**Short exercise:**
Check each line of the data below for the word "name", then extract the ones that have it.

**Supplied data:**
>> begin

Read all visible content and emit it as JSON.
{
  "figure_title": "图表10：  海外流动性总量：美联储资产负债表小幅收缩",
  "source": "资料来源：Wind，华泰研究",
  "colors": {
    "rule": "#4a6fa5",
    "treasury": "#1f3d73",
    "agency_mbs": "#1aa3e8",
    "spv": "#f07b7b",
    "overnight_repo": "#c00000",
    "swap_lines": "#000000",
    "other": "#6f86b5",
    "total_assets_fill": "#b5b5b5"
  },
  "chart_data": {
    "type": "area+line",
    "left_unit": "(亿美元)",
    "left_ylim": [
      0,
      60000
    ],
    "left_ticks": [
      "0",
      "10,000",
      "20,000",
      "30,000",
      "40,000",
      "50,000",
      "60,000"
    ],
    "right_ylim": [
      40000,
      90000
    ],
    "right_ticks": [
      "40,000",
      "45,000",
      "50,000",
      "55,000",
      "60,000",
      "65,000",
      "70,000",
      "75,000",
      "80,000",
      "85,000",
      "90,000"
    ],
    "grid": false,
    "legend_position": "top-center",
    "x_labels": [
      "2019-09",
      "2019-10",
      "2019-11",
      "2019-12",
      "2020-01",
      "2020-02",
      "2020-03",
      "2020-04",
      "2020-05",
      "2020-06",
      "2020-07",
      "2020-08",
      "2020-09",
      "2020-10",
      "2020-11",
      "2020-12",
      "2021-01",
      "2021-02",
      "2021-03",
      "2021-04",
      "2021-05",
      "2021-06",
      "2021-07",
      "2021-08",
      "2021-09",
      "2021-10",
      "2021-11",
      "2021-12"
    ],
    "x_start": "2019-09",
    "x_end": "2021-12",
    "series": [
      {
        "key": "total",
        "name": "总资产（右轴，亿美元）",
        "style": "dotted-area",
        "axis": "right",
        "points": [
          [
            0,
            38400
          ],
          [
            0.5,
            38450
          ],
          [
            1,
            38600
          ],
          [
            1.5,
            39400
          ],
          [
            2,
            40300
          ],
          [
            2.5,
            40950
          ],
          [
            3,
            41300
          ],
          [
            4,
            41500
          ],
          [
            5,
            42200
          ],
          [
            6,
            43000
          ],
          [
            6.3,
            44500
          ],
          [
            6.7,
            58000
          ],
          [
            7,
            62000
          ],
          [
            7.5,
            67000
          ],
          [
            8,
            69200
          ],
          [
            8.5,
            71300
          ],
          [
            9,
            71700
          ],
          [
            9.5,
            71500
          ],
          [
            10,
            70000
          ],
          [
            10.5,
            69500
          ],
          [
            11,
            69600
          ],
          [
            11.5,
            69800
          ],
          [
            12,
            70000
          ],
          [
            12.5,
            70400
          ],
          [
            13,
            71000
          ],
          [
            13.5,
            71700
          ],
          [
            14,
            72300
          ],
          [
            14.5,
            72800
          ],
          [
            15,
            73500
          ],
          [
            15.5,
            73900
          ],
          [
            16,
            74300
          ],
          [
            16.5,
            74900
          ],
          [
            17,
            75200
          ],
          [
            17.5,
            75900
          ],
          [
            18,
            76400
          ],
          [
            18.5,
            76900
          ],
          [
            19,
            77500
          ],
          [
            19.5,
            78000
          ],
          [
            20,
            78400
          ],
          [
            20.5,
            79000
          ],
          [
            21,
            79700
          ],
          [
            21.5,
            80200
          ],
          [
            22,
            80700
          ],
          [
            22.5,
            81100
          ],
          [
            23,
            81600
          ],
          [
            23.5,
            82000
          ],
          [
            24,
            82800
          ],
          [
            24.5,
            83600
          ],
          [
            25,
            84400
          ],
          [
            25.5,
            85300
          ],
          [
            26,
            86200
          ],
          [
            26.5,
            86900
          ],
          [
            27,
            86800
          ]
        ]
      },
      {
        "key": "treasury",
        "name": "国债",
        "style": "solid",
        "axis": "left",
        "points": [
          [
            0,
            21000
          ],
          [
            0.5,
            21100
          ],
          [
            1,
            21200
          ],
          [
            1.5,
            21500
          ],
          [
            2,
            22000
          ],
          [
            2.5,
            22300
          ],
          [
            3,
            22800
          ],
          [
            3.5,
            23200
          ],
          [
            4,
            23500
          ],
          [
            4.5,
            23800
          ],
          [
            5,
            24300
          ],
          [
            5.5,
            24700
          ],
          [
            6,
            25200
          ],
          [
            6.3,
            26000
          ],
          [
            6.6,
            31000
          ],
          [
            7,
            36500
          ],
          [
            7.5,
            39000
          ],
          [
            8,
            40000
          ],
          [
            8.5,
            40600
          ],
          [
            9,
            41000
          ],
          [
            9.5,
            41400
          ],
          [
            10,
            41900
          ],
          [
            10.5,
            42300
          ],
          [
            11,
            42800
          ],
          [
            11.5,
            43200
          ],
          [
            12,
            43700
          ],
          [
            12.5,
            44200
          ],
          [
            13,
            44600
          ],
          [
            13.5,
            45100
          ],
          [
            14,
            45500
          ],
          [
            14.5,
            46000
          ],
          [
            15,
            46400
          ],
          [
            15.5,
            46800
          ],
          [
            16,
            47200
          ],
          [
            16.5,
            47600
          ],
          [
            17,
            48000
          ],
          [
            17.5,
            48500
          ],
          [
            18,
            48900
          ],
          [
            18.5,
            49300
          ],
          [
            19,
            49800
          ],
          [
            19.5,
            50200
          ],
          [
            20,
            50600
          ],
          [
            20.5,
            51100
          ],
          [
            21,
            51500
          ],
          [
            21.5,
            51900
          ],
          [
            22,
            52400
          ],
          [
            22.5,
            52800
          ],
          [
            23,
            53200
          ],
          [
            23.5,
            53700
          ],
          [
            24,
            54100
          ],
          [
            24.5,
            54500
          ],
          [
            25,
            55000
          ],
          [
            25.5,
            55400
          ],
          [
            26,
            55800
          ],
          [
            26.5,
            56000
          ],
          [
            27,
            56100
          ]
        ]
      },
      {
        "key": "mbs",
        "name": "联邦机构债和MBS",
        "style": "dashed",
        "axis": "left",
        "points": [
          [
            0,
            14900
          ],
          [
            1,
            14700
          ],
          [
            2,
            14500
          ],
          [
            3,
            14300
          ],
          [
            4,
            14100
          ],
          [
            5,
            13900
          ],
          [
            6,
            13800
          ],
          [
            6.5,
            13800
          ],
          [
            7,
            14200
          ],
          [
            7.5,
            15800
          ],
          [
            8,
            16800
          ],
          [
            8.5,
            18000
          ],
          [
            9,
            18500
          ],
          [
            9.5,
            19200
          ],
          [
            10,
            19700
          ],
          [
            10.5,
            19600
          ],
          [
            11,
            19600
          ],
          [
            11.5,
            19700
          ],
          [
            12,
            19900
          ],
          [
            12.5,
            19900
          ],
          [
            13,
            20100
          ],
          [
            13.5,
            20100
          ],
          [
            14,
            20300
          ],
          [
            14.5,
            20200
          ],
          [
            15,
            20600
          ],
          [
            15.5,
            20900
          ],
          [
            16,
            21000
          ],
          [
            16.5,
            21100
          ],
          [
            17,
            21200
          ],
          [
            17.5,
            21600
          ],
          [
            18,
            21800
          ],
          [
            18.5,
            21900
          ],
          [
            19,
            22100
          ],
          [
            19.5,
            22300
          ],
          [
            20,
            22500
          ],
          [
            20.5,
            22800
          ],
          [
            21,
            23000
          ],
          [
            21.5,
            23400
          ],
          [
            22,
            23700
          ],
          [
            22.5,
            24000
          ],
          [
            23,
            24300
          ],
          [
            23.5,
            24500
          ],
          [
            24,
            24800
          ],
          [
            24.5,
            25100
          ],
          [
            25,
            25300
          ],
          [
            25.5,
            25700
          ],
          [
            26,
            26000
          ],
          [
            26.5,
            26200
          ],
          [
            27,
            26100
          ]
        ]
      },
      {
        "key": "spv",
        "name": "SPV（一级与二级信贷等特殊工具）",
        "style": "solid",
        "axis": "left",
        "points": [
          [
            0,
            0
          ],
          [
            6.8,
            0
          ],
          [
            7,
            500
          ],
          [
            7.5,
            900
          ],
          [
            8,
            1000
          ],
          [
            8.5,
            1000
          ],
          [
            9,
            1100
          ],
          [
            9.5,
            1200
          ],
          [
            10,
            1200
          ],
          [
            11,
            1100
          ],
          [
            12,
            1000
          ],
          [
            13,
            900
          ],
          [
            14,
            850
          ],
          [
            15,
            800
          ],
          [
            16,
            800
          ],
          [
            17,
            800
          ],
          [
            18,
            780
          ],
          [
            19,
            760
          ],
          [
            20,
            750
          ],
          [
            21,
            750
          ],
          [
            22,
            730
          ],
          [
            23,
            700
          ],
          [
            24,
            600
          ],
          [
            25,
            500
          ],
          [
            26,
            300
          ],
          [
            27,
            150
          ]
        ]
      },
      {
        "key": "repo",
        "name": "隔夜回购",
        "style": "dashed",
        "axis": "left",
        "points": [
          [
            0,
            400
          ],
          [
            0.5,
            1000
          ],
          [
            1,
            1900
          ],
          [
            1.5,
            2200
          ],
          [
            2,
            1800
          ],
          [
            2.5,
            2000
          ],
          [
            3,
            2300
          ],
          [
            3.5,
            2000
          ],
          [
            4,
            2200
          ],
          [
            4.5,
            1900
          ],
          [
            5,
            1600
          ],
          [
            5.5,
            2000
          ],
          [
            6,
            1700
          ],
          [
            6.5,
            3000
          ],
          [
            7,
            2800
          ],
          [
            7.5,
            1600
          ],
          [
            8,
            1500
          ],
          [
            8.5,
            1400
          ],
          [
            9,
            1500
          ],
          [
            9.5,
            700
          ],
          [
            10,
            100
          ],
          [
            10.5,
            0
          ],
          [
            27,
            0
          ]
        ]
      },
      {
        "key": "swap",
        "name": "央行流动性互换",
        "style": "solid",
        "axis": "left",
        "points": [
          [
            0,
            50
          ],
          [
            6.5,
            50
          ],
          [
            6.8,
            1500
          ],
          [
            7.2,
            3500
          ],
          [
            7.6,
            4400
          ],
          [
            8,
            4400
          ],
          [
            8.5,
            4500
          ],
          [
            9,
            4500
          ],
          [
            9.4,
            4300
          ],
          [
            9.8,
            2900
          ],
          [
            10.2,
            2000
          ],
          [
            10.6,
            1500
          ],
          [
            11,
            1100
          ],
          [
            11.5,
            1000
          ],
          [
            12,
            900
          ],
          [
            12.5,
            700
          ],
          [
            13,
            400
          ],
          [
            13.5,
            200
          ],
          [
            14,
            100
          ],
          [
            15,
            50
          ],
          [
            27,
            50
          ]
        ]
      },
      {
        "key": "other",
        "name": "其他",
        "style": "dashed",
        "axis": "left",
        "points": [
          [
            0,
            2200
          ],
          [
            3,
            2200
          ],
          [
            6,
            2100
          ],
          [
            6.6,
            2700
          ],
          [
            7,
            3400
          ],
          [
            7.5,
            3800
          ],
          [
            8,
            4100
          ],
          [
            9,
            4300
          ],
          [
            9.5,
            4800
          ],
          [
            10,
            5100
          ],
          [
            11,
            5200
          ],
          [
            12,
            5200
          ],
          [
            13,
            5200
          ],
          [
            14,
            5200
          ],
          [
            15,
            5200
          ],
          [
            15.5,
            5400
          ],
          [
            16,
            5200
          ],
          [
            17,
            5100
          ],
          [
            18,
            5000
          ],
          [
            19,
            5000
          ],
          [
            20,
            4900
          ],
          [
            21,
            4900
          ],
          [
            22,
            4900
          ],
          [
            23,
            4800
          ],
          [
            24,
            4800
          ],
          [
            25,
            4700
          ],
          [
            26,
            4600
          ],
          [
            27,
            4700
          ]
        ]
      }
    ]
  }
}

>> end

**Reply:**
        "name": "总资产（右轴，亿美元）",
        "name": "国债",
        "name": "联邦机构债和MBS",
        "name": "SPV（一级与二级信贷等特殊工具）",
        "name": "隔夜回购",
        "name": "央行流动性互换",
        "name": "其他",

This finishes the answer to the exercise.